Check each line of the records below and collect those that include the word "система".

:: Entries ::

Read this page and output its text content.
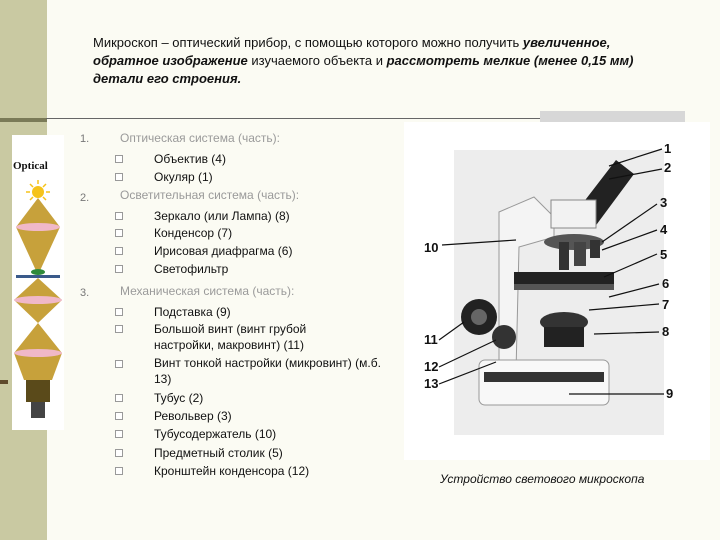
Микроскоп – оптический прибор, с помощью которого можно получить увеличенное, обратное изображение изучаемого объекта и рассмотреть мелкие (менее 0,15 мм) детали его строения.
Optical
1.	Оптическая система (часть):
Объектив (4)
Окуляр (1)
2.	Осветительная система (часть):
Зеркало (или Лампа) (8)
Конденсор (7)
Ирисовая диафрагма (6)
Светофильтр
3.	Механическая система (часть):
Подставка (9)
Большой винт (винт грубой настройки, макровинт) (11)
Винт тонкой настройки (микровинт) (м.б. 13)
Тубус (2)
Револьвер (3)
Тубусодержатель (10)
Предметный столик (5)
Кронштейн конденсора (12)
1
2
3
4
5
6
7
8
9
10
11
12
13
Устройство светового микроскопа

:::

● **Task response**:
1.	Оптическая система (часть):
2.	Осветительная система (часть):
3.	Механическая система (часть):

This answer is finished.